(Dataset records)
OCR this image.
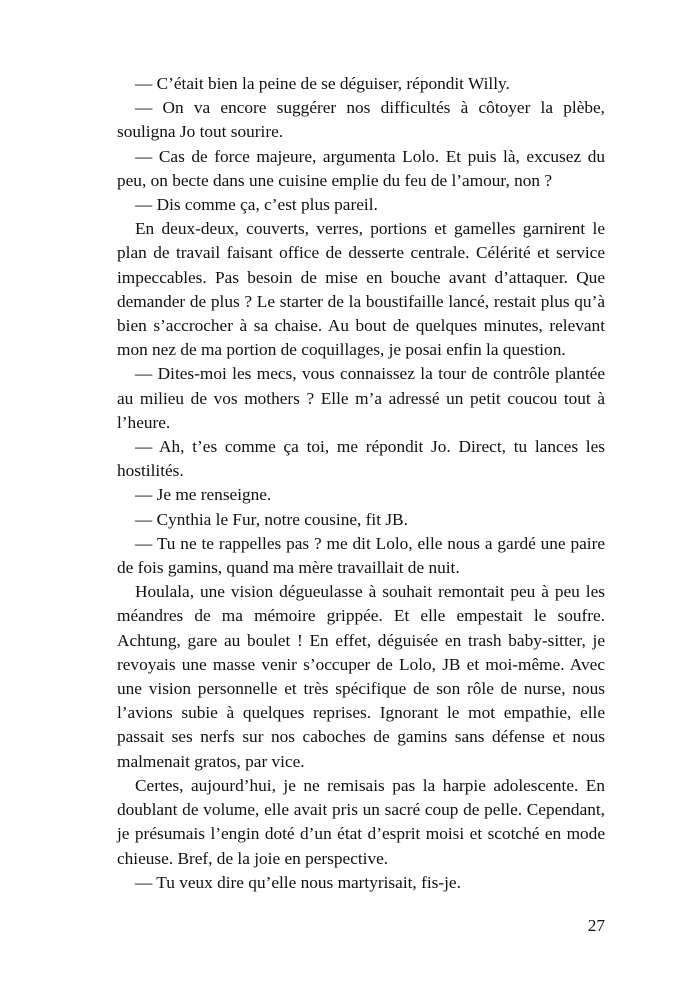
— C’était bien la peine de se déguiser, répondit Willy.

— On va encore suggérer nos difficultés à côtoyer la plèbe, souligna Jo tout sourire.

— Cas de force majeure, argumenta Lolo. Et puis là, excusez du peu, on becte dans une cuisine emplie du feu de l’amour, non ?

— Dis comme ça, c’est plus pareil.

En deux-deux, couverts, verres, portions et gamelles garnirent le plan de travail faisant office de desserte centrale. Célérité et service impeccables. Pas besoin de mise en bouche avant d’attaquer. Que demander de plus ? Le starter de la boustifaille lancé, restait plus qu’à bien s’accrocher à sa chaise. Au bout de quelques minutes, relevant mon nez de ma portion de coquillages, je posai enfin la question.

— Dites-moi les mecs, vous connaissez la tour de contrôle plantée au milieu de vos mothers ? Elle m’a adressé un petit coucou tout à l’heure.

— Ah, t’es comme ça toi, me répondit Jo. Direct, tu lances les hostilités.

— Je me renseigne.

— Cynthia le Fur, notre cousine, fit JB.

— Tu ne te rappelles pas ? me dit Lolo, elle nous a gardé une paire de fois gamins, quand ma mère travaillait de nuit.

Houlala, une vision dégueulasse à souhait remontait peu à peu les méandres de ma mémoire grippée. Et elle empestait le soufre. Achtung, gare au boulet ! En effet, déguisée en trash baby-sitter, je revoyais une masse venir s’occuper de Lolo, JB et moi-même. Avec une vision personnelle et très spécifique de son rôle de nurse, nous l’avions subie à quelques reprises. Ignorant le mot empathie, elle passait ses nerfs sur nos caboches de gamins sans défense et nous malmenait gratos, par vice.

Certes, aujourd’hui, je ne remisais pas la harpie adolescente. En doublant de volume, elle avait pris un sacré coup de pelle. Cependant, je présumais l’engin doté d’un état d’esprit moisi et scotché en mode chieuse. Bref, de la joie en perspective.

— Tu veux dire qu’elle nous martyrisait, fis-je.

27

What the task asks – Quote all the lines above exactly as given. Do not include the pictures.

Written response –
OCR this image.
— C’était bien la peine de se déguiser, répondit Willy.

— On va encore suggérer nos difficultés à côtoyer la plèbe, souligna Jo tout sourire.

— Cas de force majeure, argumenta Lolo. Et puis là, excusez du peu, on becte dans une cuisine emplie du feu de l’amour, non ?

— Dis comme ça, c’est plus pareil.

En deux-deux, couverts, verres, portions et gamelles garnirent le plan de travail faisant office de desserte centrale. Célérité et service impeccables. Pas besoin de mise en bouche avant d’attaquer. Que demander de plus ? Le starter de la boustifaille lancé, restait plus qu’à bien s’accrocher à sa chaise. Au bout de quelques minutes, relevant mon nez de ma portion de coquillages, je posai enfin la question.

— Dites-moi les mecs, vous connaissez la tour de contrôle plantée au milieu de vos mothers ? Elle m’a adressé un petit coucou tout à l’heure.

— Ah, t’es comme ça toi, me répondit Jo. Direct, tu lances les hostilités.

— Je me renseigne.

— Cynthia le Fur, notre cousine, fit JB.

— Tu ne te rappelles pas ? me dit Lolo, elle nous a gardé une paire de fois gamins, quand ma mère travaillait de nuit.

Houlala, une vision dégueulasse à souhait remontait peu à peu les méandres de ma mémoire grippée. Et elle empestait le soufre. Achtung, gare au boulet ! En effet, déguisée en trash baby-sitter, je revoyais une masse venir s’occuper de Lolo, JB et moi-même. Avec une vision personnelle et très spécifique de son rôle de nurse, nous l’avions subie à quelques reprises. Ignorant le mot empathie, elle passait ses nerfs sur nos caboches de gamins sans défense et nous malmenait gratos, par vice.

Certes, aujourd’hui, je ne remisais pas la harpie adolescente. En doublant de volume, elle avait pris un sacré coup de pelle. Cependant, je présumais l’engin doté d’un état d’esprit moisi et scotché en mode chieuse. Bref, de la joie en perspective.

— Tu veux dire qu’elle nous martyrisait, fis-je.

27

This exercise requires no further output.